__Records for processing__:
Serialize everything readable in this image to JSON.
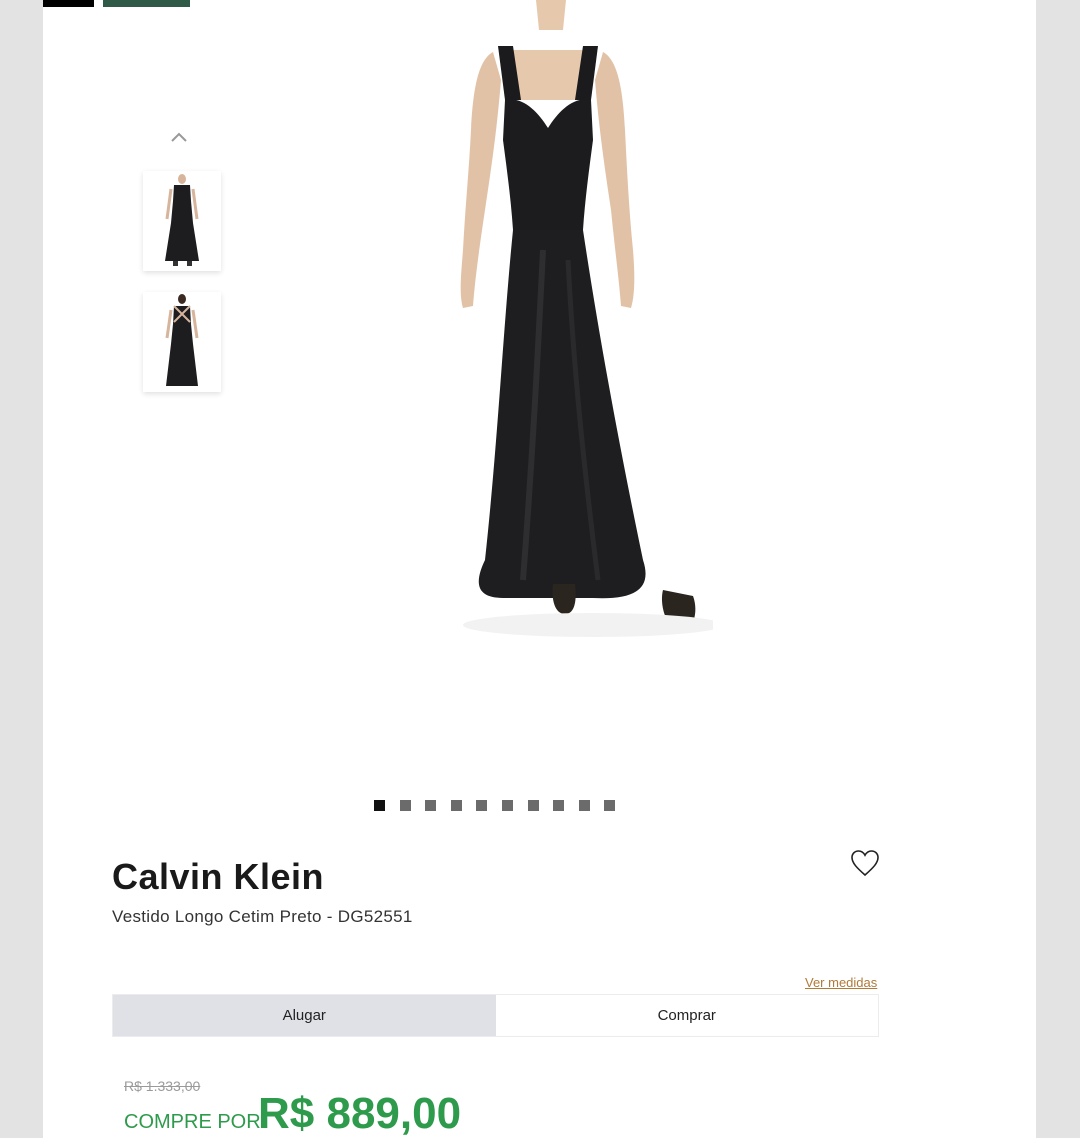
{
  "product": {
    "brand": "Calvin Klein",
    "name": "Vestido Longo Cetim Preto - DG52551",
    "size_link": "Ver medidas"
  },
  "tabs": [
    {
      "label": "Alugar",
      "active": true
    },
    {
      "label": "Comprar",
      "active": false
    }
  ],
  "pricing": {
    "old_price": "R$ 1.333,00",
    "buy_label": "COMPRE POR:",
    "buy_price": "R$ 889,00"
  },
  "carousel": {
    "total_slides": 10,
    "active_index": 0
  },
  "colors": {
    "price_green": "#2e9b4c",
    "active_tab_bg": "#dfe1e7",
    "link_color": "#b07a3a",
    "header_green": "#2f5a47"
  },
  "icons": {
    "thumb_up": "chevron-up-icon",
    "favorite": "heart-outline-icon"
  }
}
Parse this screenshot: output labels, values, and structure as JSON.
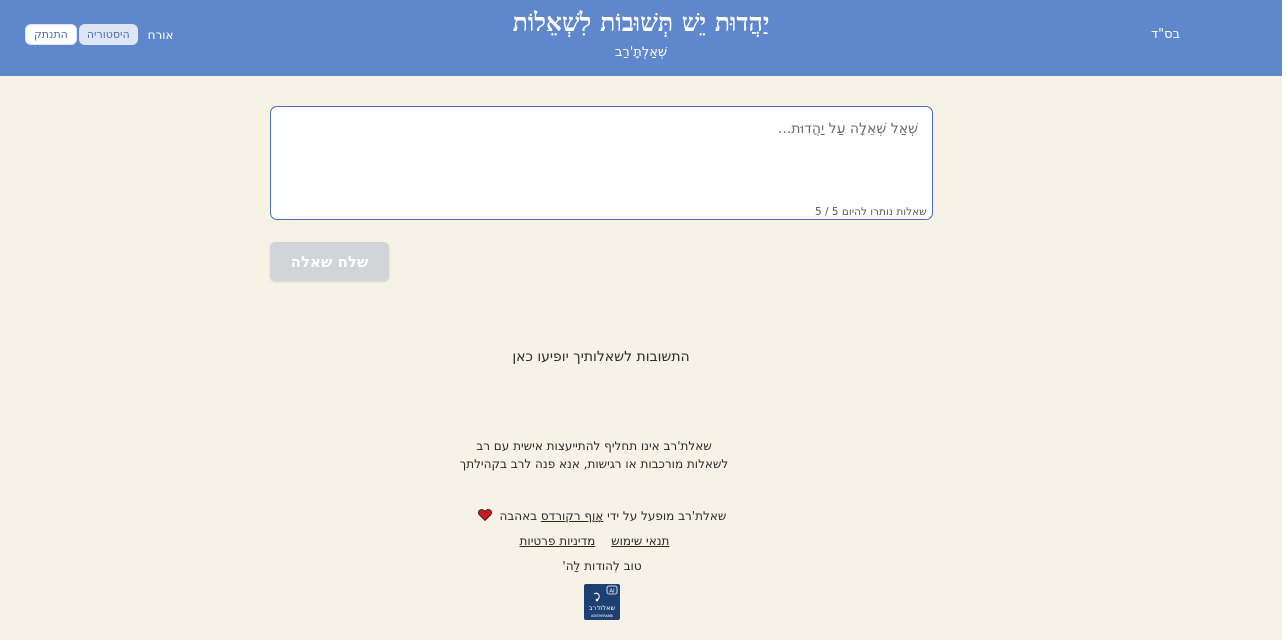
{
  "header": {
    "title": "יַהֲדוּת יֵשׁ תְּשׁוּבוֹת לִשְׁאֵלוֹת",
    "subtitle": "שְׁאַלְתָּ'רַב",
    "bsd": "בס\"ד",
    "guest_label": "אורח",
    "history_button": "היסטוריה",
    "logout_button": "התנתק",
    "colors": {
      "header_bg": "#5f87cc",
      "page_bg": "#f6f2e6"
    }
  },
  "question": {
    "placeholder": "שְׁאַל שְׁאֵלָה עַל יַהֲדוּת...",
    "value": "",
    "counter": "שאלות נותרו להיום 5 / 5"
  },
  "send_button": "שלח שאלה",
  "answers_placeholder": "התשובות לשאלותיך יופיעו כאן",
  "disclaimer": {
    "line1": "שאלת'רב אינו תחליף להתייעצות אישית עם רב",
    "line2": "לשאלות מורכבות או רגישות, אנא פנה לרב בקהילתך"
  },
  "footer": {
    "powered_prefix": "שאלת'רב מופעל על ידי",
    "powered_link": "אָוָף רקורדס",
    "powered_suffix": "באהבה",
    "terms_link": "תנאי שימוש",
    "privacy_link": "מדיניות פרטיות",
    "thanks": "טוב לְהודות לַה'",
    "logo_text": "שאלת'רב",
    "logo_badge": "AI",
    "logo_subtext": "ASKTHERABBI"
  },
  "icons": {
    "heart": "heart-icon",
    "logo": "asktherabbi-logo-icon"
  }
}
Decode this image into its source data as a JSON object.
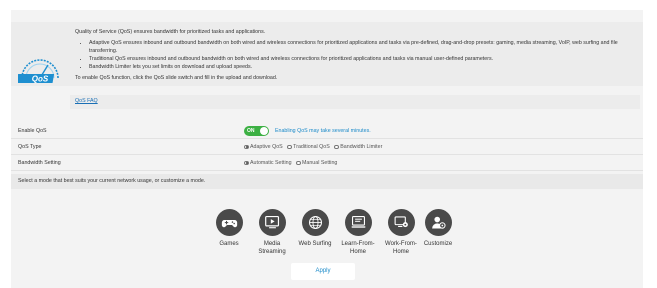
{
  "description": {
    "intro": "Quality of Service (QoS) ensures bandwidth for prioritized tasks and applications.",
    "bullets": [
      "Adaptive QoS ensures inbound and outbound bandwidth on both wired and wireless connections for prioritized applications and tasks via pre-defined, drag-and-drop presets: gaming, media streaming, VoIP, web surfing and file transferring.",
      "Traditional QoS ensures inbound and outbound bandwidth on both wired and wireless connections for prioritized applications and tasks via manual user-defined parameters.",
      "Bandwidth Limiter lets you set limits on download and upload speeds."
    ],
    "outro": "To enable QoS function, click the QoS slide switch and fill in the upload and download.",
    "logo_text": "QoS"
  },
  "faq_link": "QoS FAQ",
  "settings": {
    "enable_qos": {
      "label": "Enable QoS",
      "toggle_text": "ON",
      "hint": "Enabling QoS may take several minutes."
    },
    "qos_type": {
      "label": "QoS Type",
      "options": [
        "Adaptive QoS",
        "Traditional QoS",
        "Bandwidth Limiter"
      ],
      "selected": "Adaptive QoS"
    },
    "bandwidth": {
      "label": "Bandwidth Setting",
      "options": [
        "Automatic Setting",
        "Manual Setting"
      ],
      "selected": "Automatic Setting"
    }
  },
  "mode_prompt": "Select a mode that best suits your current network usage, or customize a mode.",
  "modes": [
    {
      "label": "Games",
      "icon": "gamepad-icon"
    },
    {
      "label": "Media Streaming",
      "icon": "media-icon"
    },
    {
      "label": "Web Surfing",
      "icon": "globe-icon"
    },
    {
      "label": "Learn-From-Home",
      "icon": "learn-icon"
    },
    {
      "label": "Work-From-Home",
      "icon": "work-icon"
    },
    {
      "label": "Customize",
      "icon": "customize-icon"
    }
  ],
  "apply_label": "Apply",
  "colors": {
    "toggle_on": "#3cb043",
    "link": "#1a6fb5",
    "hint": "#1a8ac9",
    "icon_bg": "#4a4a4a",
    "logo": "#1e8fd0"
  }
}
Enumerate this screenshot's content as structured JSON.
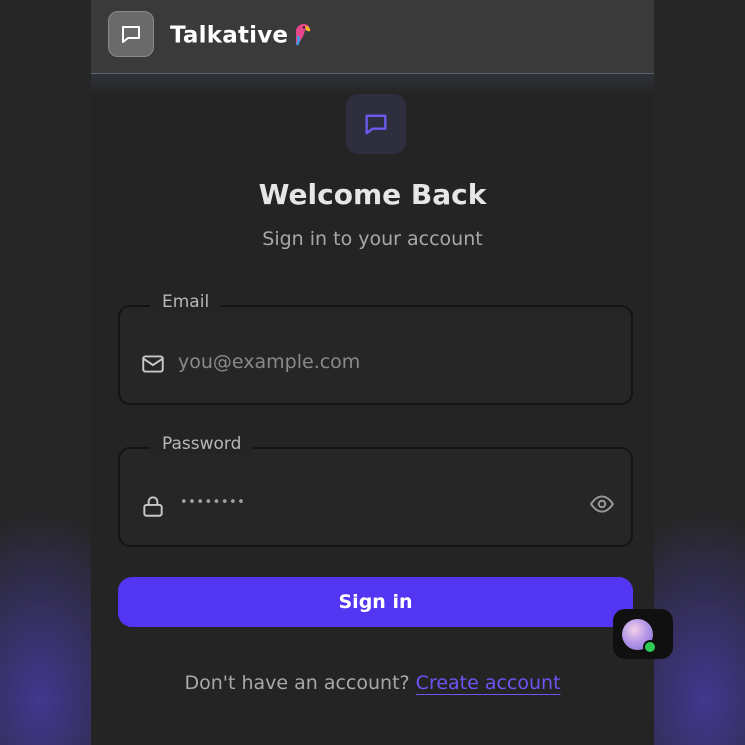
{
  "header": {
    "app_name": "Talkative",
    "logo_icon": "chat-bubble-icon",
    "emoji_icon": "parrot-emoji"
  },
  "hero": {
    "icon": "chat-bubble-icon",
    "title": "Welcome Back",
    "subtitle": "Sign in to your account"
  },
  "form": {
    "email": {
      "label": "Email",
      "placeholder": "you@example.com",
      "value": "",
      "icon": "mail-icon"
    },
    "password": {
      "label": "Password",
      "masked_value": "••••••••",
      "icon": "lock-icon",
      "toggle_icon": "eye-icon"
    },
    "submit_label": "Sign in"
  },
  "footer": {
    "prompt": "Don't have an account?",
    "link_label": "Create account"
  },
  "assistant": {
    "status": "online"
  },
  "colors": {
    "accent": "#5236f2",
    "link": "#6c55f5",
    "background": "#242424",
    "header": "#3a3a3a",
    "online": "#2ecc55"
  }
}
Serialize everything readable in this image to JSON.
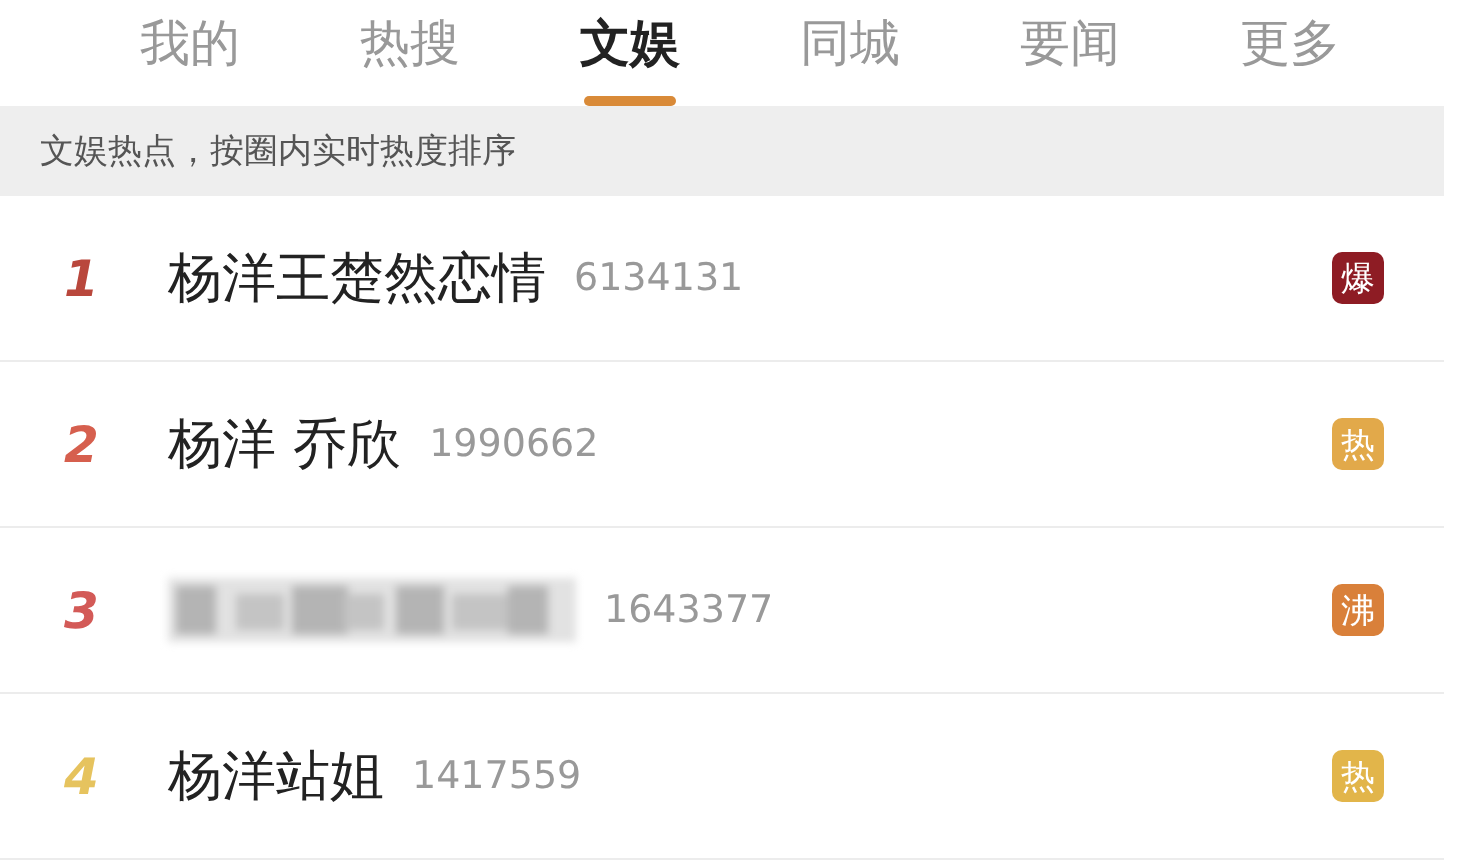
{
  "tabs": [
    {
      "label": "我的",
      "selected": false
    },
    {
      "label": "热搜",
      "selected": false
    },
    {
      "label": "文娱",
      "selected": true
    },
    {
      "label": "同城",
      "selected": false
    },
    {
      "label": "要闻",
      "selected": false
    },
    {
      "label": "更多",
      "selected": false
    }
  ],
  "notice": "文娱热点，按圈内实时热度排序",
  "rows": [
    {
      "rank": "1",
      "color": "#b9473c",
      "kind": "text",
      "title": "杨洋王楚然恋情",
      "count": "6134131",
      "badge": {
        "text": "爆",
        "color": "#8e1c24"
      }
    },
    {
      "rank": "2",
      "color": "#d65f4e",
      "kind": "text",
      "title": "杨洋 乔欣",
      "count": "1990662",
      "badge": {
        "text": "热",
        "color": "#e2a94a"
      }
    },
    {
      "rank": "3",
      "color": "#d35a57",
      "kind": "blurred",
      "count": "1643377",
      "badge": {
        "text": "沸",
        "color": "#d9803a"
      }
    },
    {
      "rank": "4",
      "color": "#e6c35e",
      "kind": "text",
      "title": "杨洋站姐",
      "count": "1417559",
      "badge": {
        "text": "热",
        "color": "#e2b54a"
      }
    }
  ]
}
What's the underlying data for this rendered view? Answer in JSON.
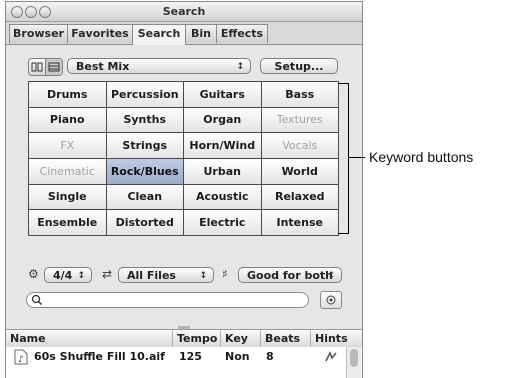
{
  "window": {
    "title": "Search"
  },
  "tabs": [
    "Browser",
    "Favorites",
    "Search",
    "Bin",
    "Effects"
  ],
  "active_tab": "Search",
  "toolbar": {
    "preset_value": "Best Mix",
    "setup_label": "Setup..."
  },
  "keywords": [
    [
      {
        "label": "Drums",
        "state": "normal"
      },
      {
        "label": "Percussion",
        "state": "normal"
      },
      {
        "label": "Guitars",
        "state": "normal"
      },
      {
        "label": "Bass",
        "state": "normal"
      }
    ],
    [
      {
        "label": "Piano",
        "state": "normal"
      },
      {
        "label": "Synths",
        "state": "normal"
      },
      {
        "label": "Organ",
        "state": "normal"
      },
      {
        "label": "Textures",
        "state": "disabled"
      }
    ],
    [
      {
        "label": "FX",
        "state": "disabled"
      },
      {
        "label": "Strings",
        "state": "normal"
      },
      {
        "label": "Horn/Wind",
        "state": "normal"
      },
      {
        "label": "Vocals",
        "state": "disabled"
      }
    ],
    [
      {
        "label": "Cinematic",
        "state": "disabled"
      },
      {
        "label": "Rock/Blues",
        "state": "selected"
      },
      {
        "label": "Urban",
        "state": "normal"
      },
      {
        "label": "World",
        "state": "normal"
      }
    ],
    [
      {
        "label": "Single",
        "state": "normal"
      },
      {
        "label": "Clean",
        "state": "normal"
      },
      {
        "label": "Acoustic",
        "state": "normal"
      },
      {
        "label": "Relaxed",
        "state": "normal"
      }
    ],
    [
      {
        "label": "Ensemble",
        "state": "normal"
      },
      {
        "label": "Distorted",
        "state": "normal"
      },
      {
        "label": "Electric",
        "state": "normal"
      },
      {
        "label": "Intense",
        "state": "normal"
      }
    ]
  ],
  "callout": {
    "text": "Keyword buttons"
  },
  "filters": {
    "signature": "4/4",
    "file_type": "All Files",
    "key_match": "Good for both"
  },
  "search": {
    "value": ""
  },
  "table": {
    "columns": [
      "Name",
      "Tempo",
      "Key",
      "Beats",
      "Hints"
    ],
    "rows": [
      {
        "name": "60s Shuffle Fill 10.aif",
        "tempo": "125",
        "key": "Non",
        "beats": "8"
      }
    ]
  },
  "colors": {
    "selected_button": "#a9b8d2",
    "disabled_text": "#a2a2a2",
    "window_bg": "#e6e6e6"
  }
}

__Your instructions__:
Across the material above, how many lines include the string "wired"? Only the number is wanted.

__Result of the task__:
2